> **Provided information**:
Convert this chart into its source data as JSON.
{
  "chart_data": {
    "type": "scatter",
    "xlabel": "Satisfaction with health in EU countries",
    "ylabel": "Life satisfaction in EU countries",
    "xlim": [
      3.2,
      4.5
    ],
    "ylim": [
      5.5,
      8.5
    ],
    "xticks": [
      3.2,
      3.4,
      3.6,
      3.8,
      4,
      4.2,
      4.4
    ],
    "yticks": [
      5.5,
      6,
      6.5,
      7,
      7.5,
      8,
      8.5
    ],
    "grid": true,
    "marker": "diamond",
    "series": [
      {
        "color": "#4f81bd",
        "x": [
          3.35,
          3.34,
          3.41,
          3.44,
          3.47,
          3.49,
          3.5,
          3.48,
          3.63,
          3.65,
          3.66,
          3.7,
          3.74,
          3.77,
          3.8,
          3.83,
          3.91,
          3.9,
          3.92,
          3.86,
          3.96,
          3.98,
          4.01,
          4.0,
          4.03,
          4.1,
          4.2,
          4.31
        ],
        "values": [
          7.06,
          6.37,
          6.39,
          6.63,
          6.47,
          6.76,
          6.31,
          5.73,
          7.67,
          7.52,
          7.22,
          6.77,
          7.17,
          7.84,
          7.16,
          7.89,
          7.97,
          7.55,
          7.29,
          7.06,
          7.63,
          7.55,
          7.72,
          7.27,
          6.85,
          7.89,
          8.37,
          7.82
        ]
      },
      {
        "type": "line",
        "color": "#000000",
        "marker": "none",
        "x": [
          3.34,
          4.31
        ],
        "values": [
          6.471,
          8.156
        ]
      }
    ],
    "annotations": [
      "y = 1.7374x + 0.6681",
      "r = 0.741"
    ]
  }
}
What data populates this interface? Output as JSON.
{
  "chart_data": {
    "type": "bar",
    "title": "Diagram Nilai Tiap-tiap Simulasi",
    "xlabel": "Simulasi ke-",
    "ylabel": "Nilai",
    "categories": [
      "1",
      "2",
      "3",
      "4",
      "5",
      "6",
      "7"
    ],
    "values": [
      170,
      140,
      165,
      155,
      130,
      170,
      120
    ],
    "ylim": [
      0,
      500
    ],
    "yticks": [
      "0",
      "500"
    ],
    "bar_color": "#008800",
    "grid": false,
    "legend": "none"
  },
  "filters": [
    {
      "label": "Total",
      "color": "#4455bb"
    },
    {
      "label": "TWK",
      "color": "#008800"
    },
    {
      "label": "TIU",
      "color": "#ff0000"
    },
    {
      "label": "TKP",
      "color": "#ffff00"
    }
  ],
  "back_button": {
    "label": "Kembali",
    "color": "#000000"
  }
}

> **Exercise details**: Copy the data above exactly. Every line must be included.

> **Expected answer**:
Convert this chart into its source data as JSON.
{
  "chart_data": {
    "type": "scatter",
    "xlabel": "Satisfaction with health in EU countries",
    "ylabel": "Life satisfaction in EU countries",
    "xlim": [
      3.2,
      4.5
    ],
    "ylim": [
      5.5,
      8.5
    ],
    "xticks": [
      3.2,
      3.4,
      3.6,
      3.8,
      4,
      4.2,
      4.4
    ],
    "yticks": [
      5.5,
      6,
      6.5,
      7,
      7.5,
      8,
      8.5
    ],
    "grid": true,
    "marker": "diamond",
    "series": [
      {
        "color": "#4f81bd",
        "x": [
          3.35,
          3.34,
          3.41,
          3.44,
          3.47,
          3.49,
          3.5,
          3.48,
          3.63,
          3.65,
          3.66,
          3.7,
          3.74,
          3.77,
          3.8,
          3.83,
          3.91,
          3.9,
          3.92,
          3.86,
          3.96,
          3.98,
          4.01,
          4.0,
          4.03,
          4.1,
          4.2,
          4.31
        ],
        "values": [
          7.06,
          6.37,
          6.39,
          6.63,
          6.47,
          6.76,
          6.31,
          5.73,
          7.67,
          7.52,
          7.22,
          6.77,
          7.17,
          7.84,
          7.16,
          7.89,
          7.97,
          7.55,
          7.29,
          7.06,
          7.63,
          7.55,
          7.72,
          7.27,
          6.85,
          7.89,
          8.37,
          7.82
        ]
      },
      {
        "type": "line",
        "color": "#000000",
        "marker": "none",
        "x": [
          3.34,
          4.31
        ],
        "values": [
          6.471,
          8.156
        ]
      }
    ],
    "annotations": [
      "y = 1.7374x + 0.6681",
      "r = 0.741"
    ]
  }
}
What data populates this interface? Output as JSON.
{
  "chart_data": {
    "type": "bar",
    "title": "Diagram Nilai Tiap-tiap Simulasi",
    "xlabel": "Simulasi ke-",
    "ylabel": "Nilai",
    "categories": [
      "1",
      "2",
      "3",
      "4",
      "5",
      "6",
      "7"
    ],
    "values": [
      170,
      140,
      165,
      155,
      130,
      170,
      120
    ],
    "ylim": [
      0,
      500
    ],
    "yticks": [
      "0",
      "500"
    ],
    "bar_color": "#008800",
    "grid": false,
    "legend": "none"
  },
  "filters": [
    {
      "label": "Total",
      "color": "#4455bb"
    },
    {
      "label": "TWK",
      "color": "#008800"
    },
    {
      "label": "TIU",
      "color": "#ff0000"
    },
    {
      "label": "TKP",
      "color": "#ffff00"
    }
  ],
  "back_button": {
    "label": "Kembali",
    "color": "#000000"
  }
}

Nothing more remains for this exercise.